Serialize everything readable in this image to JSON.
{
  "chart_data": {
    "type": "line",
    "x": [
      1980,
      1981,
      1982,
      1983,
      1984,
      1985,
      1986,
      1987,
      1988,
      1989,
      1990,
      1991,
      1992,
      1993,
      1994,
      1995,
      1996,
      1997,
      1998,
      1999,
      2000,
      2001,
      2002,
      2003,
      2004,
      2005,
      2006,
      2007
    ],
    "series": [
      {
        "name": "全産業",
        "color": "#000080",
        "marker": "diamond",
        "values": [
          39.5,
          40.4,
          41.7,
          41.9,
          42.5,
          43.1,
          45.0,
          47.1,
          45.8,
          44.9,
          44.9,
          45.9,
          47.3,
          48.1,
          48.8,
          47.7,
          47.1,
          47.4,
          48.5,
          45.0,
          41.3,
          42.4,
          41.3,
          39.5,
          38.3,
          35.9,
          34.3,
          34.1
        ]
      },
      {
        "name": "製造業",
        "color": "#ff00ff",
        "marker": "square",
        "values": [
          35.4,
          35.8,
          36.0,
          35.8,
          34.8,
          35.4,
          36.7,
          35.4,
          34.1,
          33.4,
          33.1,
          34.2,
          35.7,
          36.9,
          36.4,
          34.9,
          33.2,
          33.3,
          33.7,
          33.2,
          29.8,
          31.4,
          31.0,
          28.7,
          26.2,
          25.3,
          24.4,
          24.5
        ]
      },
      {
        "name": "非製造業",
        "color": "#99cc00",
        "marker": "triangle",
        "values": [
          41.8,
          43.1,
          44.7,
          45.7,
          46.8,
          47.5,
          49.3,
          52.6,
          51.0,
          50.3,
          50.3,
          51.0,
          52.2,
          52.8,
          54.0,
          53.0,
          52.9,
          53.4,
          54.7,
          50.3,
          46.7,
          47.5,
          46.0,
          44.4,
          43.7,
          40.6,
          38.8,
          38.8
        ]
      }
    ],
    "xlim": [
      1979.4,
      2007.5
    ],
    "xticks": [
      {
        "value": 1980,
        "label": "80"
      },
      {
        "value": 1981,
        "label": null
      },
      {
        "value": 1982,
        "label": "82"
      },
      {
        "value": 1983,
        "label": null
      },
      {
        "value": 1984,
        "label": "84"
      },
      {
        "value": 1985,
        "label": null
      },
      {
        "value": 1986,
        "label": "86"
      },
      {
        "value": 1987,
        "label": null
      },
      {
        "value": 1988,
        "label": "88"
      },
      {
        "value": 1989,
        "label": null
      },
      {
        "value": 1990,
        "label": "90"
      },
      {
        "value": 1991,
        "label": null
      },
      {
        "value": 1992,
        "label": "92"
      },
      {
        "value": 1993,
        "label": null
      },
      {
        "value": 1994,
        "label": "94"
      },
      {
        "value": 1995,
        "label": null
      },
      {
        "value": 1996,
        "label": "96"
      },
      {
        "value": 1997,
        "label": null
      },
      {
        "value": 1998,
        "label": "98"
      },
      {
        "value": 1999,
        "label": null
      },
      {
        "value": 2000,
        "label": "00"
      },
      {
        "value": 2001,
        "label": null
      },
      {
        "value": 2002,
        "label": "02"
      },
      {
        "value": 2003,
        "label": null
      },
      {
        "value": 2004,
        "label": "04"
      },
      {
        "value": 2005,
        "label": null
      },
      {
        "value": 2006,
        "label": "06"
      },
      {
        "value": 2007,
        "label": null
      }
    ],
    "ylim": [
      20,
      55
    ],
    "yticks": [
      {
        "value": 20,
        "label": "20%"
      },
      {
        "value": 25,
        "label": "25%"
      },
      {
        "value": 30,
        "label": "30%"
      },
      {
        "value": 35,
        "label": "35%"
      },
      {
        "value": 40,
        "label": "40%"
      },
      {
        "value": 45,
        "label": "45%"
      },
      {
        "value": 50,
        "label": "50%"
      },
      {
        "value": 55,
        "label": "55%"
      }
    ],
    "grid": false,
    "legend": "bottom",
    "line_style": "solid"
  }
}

Exercise description: Only a number is expected here: the count of lines in the listing that hold the string "color".

Final answer: 3